▶ [WORK INSTRUCTIONS]: Quote the records beneath, complete and exact. Leave out images.

▶ [DATA EXTRACT]:
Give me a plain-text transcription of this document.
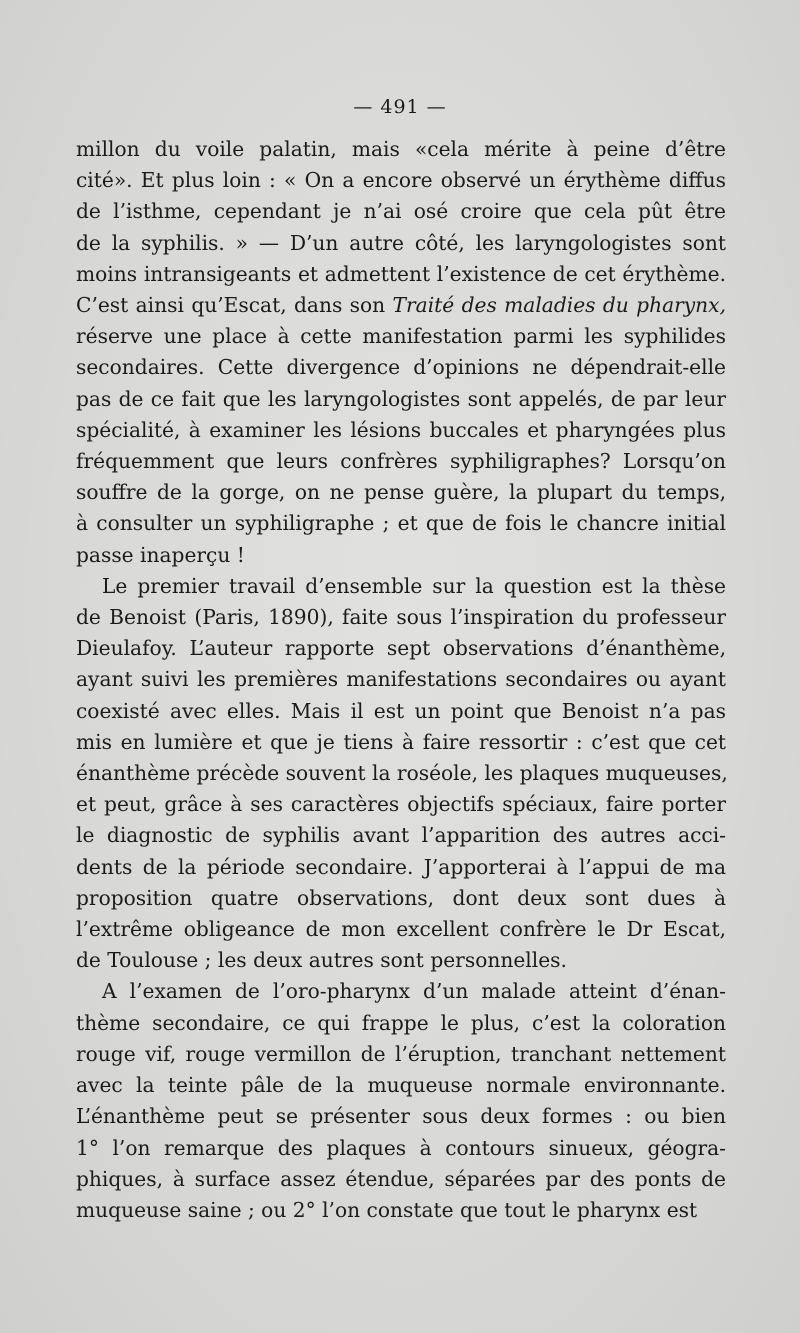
— 491 —

millon du voile palatin, mais «cela mérite à peine d’être
cité». Et plus loin : « On a encore observé un érythème diffus
de l’isthme, cependant je n’ai osé croire que cela pût être
de la syphilis. » — D’un autre côté, les laryngologistes sont
moins intransigeants et admettent l’existence de cet érythème.
C’est ainsi qu’Escat, dans son Traité des maladies du pharynx,
réserve une place à cette manifestation parmi les syphilides
secondaires. Cette divergence d’opinions ne dépendrait-elle
pas de ce fait que les laryngologistes sont appelés, de par leur
spécialité, à examiner les lésions buccales et pharyngées plus
fréquemment que leurs confrères syphiligraphes? Lorsqu’on
souffre de la gorge, on ne pense guère, la plupart du temps,
à consulter un syphiligraphe ; et que de fois le chancre initial
passe inaperçu !

Le premier travail d’ensemble sur la question est la thèse
de Benoist (Paris, 1890), faite sous l’inspiration du professeur
Dieulafoy. L’auteur rapporte sept observations d’énanthème,
ayant suivi les premières manifestations secondaires ou ayant
coexisté avec elles. Mais il est un point que Benoist n’a pas
mis en lumière et que je tiens à faire ressortir : c’est que cet
énanthème précède souvent la roséole, les plaques muqueuses,
et peut, grâce à ses caractères objectifs spéciaux, faire porter
le diagnostic de syphilis avant l’apparition des autres acci-
dents de la période secondaire. J’apporterai à l’appui de ma
proposition quatre observations, dont deux sont dues à
l’extrême obligeance de mon excellent confrère le Dr Escat,
de Toulouse ; les deux autres sont personnelles.

A l’examen de l’oro-pharynx d’un malade atteint d’énan-
thème secondaire, ce qui frappe le plus, c’est la coloration
rouge vif, rouge vermillon de l’éruption, tranchant nettement
avec la teinte pâle de la muqueuse normale environnante.
L’énanthème peut se présenter sous deux formes : ou bien
1° l’on remarque des plaques à contours sinueux, géogra-
phiques, à surface assez étendue, séparées par des ponts de
muqueuse saine ; ou 2° l’on constate que tout le pharynx est
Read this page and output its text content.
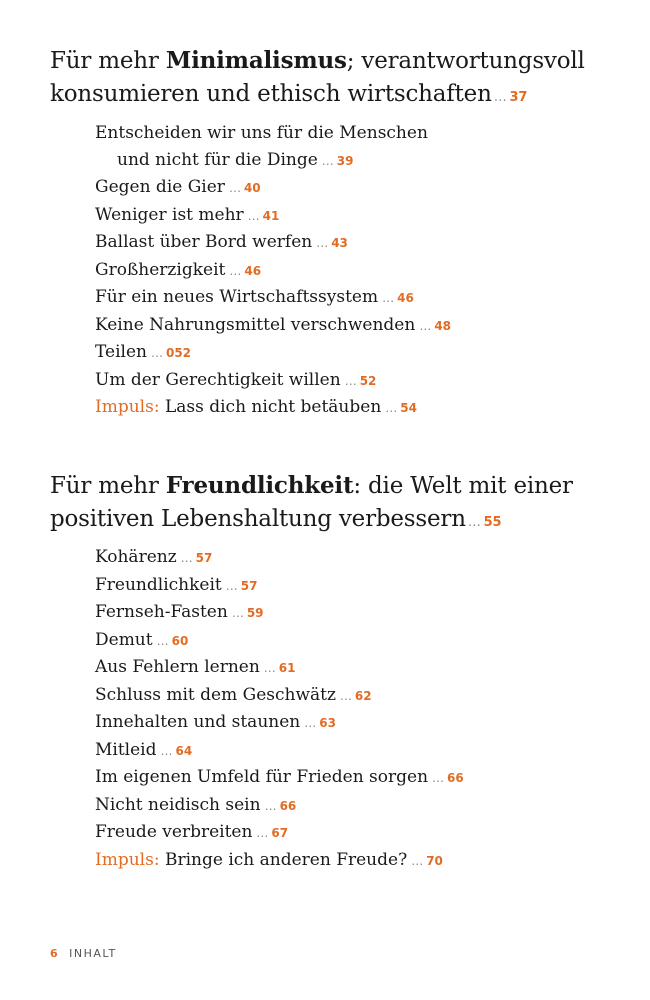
Für mehr Minimalismus; verantwortungsvoll
konsumieren und ethisch wirtschaften … 37
Entscheiden wir uns für die Menschen
und nicht für die Dinge … 39
Gegen die Gier … 40
Weniger ist mehr … 41
Ballast über Bord werfen … 43
Großherzigkeit … 46
Für ein neues Wirtschaftssystem … 46
Keine Nahrungsmittel verschwenden … 48
Teilen … 052
Um der Gerechtigkeit willen … 52
Impuls: Lass dich nicht betäuben … 54
Für mehr Freundlichkeit: die Welt mit einer
positiven Lebenshaltung verbessern … 55
Kohärenz … 57
Freundlichkeit … 57
Fernseh-Fasten … 59
Demut … 60
Aus Fehlern lernen … 61
Schluss mit dem Geschwätz … 62
Innehalten und staunen … 63
Mitleid … 64
Im eigenen Umfeld für Frieden sorgen … 66
Nicht neidisch sein … 66
Freude verbreiten … 67
Impuls: Bringe ich anderen Freude? … 70
6 INHALT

▶ [SOLVED EXERCISE]:
Give me a plain-text transcription of this document.
— 491 —

millon du voile palatin, mais «cela mérite à peine d’être
cité». Et plus loin : « On a encore observé un érythème diffus
de l’isthme, cependant je n’ai osé croire que cela pût être
de la syphilis. » — D’un autre côté, les laryngologistes sont
moins intransigeants et admettent l’existence de cet érythème.
C’est ainsi qu’Escat, dans son Traité des maladies du pharynx,
réserve une place à cette manifestation parmi les syphilides
secondaires. Cette divergence d’opinions ne dépendrait-elle
pas de ce fait que les laryngologistes sont appelés, de par leur
spécialité, à examiner les lésions buccales et pharyngées plus
fréquemment que leurs confrères syphiligraphes? Lorsqu’on
souffre de la gorge, on ne pense guère, la plupart du temps,
à consulter un syphiligraphe ; et que de fois le chancre initial
passe inaperçu !

Le premier travail d’ensemble sur la question est la thèse
de Benoist (Paris, 1890), faite sous l’inspiration du professeur
Dieulafoy. L’auteur rapporte sept observations d’énanthème,
ayant suivi les premières manifestations secondaires ou ayant
coexisté avec elles. Mais il est un point que Benoist n’a pas
mis en lumière et que je tiens à faire ressortir : c’est que cet
énanthème précède souvent la roséole, les plaques muqueuses,
et peut, grâce à ses caractères objectifs spéciaux, faire porter
le diagnostic de syphilis avant l’apparition des autres acci-
dents de la période secondaire. J’apporterai à l’appui de ma
proposition quatre observations, dont deux sont dues à
l’extrême obligeance de mon excellent confrère le Dr Escat,
de Toulouse ; les deux autres sont personnelles.

A l’examen de l’oro-pharynx d’un malade atteint d’énan-
thème secondaire, ce qui frappe le plus, c’est la coloration
rouge vif, rouge vermillon de l’éruption, tranchant nettement
avec la teinte pâle de la muqueuse normale environnante.
L’énanthème peut se présenter sous deux formes : ou bien
1° l’on remarque des plaques à contours sinueux, géogra-
phiques, à surface assez étendue, séparées par des ponts de
muqueuse saine ; ou 2° l’on constate que tout le pharynx est
Read this page and output its text content.
Für mehr Minimalismus; verantwortungsvoll
konsumieren und ethisch wirtschaften … 37
Entscheiden wir uns für die Menschen
und nicht für die Dinge … 39
Gegen die Gier … 40
Weniger ist mehr … 41
Ballast über Bord werfen … 43
Großherzigkeit … 46
Für ein neues Wirtschaftssystem … 46
Keine Nahrungsmittel verschwenden … 48
Teilen … 052
Um der Gerechtigkeit willen … 52
Impuls: Lass dich nicht betäuben … 54
Für mehr Freundlichkeit: die Welt mit einer
positiven Lebenshaltung verbessern … 55
Kohärenz … 57
Freundlichkeit … 57
Fernseh-Fasten … 59
Demut … 60
Aus Fehlern lernen … 61
Schluss mit dem Geschwätz … 62
Innehalten und staunen … 63
Mitleid … 64
Im eigenen Umfeld für Frieden sorgen … 66
Nicht neidisch sein … 66
Freude verbreiten … 67
Impuls: Bringe ich anderen Freude? … 70
6 INHALT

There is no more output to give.